⟨
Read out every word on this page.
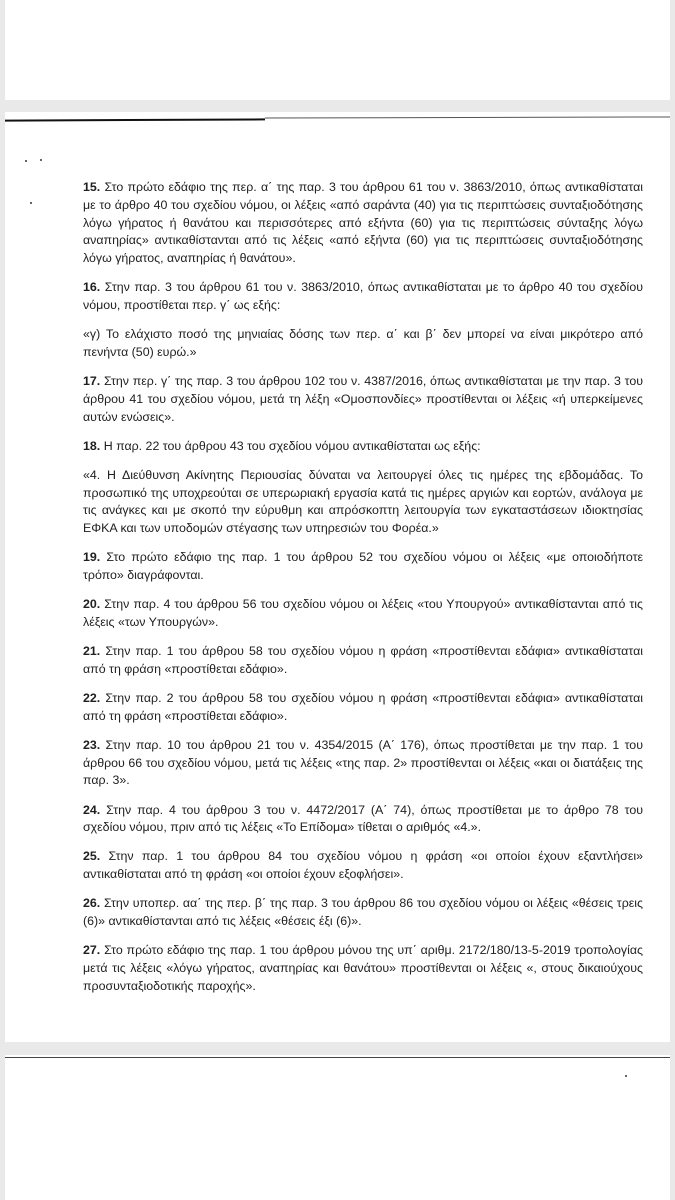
15. Στο πρώτο εδάφιο της περ. α΄ της παρ. 3 του άρθρου 61 του ν. 3863/2010, όπως αντικαθίσταται με το άρθρο 40 του σχεδίου νόμου, οι λέξεις «από σαράντα (40) για τις περιπτώσεις συνταξιοδότησης λόγω γήρατος ή θανάτου και περισσότερες από εξήντα (60) για τις περιπτώσεις σύνταξης λόγω αναπηρίας» αντικαθίστανται από τις λέξεις «από εξήντα (60) για τις περιπτώσεις συνταξιοδότησης λόγω γήρατος, αναπηρίας ή θανάτου».

16. Στην παρ. 3 του άρθρου 61 του ν. 3863/2010, όπως αντικαθίσταται με το άρθρο 40 του σχεδίου νόμου, προστίθεται περ. γ΄ ως εξής:

«γ) Το ελάχιστο ποσό της μηνιαίας δόσης των περ. α΄ και β΄ δεν μπορεί να είναι μικρότερο από πενήντα (50) ευρώ.»

17. Στην περ. γ΄ της παρ. 3 του άρθρου 102 του ν. 4387/2016, όπως αντικαθίσταται με την παρ. 3 του άρθρου 41 του σχεδίου νόμου, μετά τη λέξη «Ομοσπονδίες» προστίθενται οι λέξεις «ή υπερκείμενες αυτών ενώσεις».

18. Η παρ. 22 του άρθρου 43 του σχεδίου νόμου αντικαθίσταται ως εξής:

«4. Η Διεύθυνση Ακίνητης Περιουσίας δύναται να λειτουργεί όλες τις ημέρες της εβδομάδας. Το προσωπικό της υποχρεούται σε υπερωριακή εργασία κατά τις ημέρες αργιών και εορτών, ανάλογα με τις ανάγκες και με σκοπό την εύρυθμη και απρόσκοπτη λειτουργία των εγκαταστάσεων ιδιοκτησίας ΕΦΚΑ και των υποδομών στέγασης των υπηρεσιών του Φορέα.»

19. Στο πρώτο εδάφιο της παρ. 1 του άρθρου 52 του σχεδίου νόμου οι λέξεις «με οποιοδήποτε τρόπο» διαγράφονται.

20. Στην παρ. 4 του άρθρου 56 του σχεδίου νόμου οι λέξεις «του Υπουργού» αντικαθίστανται από τις λέξεις «των Υπουργών».

21. Στην παρ. 1 του άρθρου 58 του σχεδίου νόμου η φράση «προστίθενται εδάφια» αντικαθίσταται από τη φράση «προστίθεται εδάφιο».

22. Στην παρ. 2 του άρθρου 58 του σχεδίου νόμου η φράση «προστίθενται εδάφια» αντικαθίσταται από τη φράση «προστίθεται εδάφιο».

23. Στην παρ. 10 του άρθρου 21 του ν. 4354/2015 (Α΄ 176), όπως προστίθεται με την παρ. 1 του άρθρου 66 του σχεδίου νόμου, μετά τις λέξεις «της παρ. 2» προστίθενται οι λέξεις «και οι διατάξεις της παρ. 3».

24. Στην παρ. 4 του άρθρου 3 του ν. 4472/2017 (Α΄ 74), όπως προστίθεται με το άρθρο 78 του σχεδίου νόμου, πριν από τις λέξεις «Το Επίδομα» τίθεται ο αριθμός «4.».

25. Στην παρ. 1 του άρθρου 84 του σχεδίου νόμου η φράση «οι οποίοι έχουν εξαντλήσει» αντικαθίσταται από τη φράση «οι οποίοι έχουν εξοφλήσει».

26. Στην υποπερ. αα΄ της περ. β΄ της παρ. 3 του άρθρου 86 του σχεδίου νόμου οι λέξεις «θέσεις τρεις (6)» αντικαθίστανται από τις λέξεις «θέσεις έξι (6)».

27. Στο πρώτο εδάφιο της παρ. 1 του άρθρου μόνου της υπ΄ αριθμ. 2172/180/13-5-2019 τροπολογίας μετά τις λέξεις «λόγω γήρατος, αναπηρίας και θανάτου» προστίθενται οι λέξεις «, στους δικαιούχους προσυνταξιοδοτικής παροχής».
⟩
YOUR TASK. Except for the pictures, give all the material above again verbatim.

TASK SOLUTION.
Read out every word on this page.
15. Στο πρώτο εδάφιο της περ. α΄ της παρ. 3 του άρθρου 61 του ν. 3863/2010, όπως αντικαθίσταται με το άρθρο 40 του σχεδίου νόμου, οι λέξεις «από σαράντα (40) για τις περιπτώσεις συνταξιοδότησης λόγω γήρατος ή θανάτου και περισσότερες από εξήντα (60) για τις περιπτώσεις σύνταξης λόγω αναπηρίας» αντικαθίστανται από τις λέξεις «από εξήντα (60) για τις περιπτώσεις συνταξιοδότησης λόγω γήρατος, αναπηρίας ή θανάτου».

16. Στην παρ. 3 του άρθρου 61 του ν. 3863/2010, όπως αντικαθίσταται με το άρθρο 40 του σχεδίου νόμου, προστίθεται περ. γ΄ ως εξής:

«γ) Το ελάχιστο ποσό της μηνιαίας δόσης των περ. α΄ και β΄ δεν μπορεί να είναι μικρότερο από πενήντα (50) ευρώ.»

17. Στην περ. γ΄ της παρ. 3 του άρθρου 102 του ν. 4387/2016, όπως αντικαθίσταται με την παρ. 3 του άρθρου 41 του σχεδίου νόμου, μετά τη λέξη «Ομοσπονδίες» προστίθενται οι λέξεις «ή υπερκείμενες αυτών ενώσεις».

18. Η παρ. 22 του άρθρου 43 του σχεδίου νόμου αντικαθίσταται ως εξής:

«4. Η Διεύθυνση Ακίνητης Περιουσίας δύναται να λειτουργεί όλες τις ημέρες της εβδομάδας. Το προσωπικό της υποχρεούται σε υπερωριακή εργασία κατά τις ημέρες αργιών και εορτών, ανάλογα με τις ανάγκες και με σκοπό την εύρυθμη και απρόσκοπτη λειτουργία των εγκαταστάσεων ιδιοκτησίας ΕΦΚΑ και των υποδομών στέγασης των υπηρεσιών του Φορέα.»

19. Στο πρώτο εδάφιο της παρ. 1 του άρθρου 52 του σχεδίου νόμου οι λέξεις «με οποιοδήποτε τρόπο» διαγράφονται.

20. Στην παρ. 4 του άρθρου 56 του σχεδίου νόμου οι λέξεις «του Υπουργού» αντικαθίστανται από τις λέξεις «των Υπουργών».

21. Στην παρ. 1 του άρθρου 58 του σχεδίου νόμου η φράση «προστίθενται εδάφια» αντικαθίσταται από τη φράση «προστίθεται εδάφιο».

22. Στην παρ. 2 του άρθρου 58 του σχεδίου νόμου η φράση «προστίθενται εδάφια» αντικαθίσταται από τη φράση «προστίθεται εδάφιο».

23. Στην παρ. 10 του άρθρου 21 του ν. 4354/2015 (Α΄ 176), όπως προστίθεται με την παρ. 1 του άρθρου 66 του σχεδίου νόμου, μετά τις λέξεις «της παρ. 2» προστίθενται οι λέξεις «και οι διατάξεις της παρ. 3».

24. Στην παρ. 4 του άρθρου 3 του ν. 4472/2017 (Α΄ 74), όπως προστίθεται με το άρθρο 78 του σχεδίου νόμου, πριν από τις λέξεις «Το Επίδομα» τίθεται ο αριθμός «4.».

25. Στην παρ. 1 του άρθρου 84 του σχεδίου νόμου η φράση «οι οποίοι έχουν εξαντλήσει» αντικαθίσταται από τη φράση «οι οποίοι έχουν εξοφλήσει».

26. Στην υποπερ. αα΄ της περ. β΄ της παρ. 3 του άρθρου 86 του σχεδίου νόμου οι λέξεις «θέσεις τρεις (6)» αντικαθίστανται από τις λέξεις «θέσεις έξι (6)».

27. Στο πρώτο εδάφιο της παρ. 1 του άρθρου μόνου της υπ΄ αριθμ. 2172/180/13-5-2019 τροπολογίας μετά τις λέξεις «λόγω γήρατος, αναπηρίας και θανάτου» προστίθενται οι λέξεις «, στους δικαιούχους προσυνταξιοδοτικής παροχής».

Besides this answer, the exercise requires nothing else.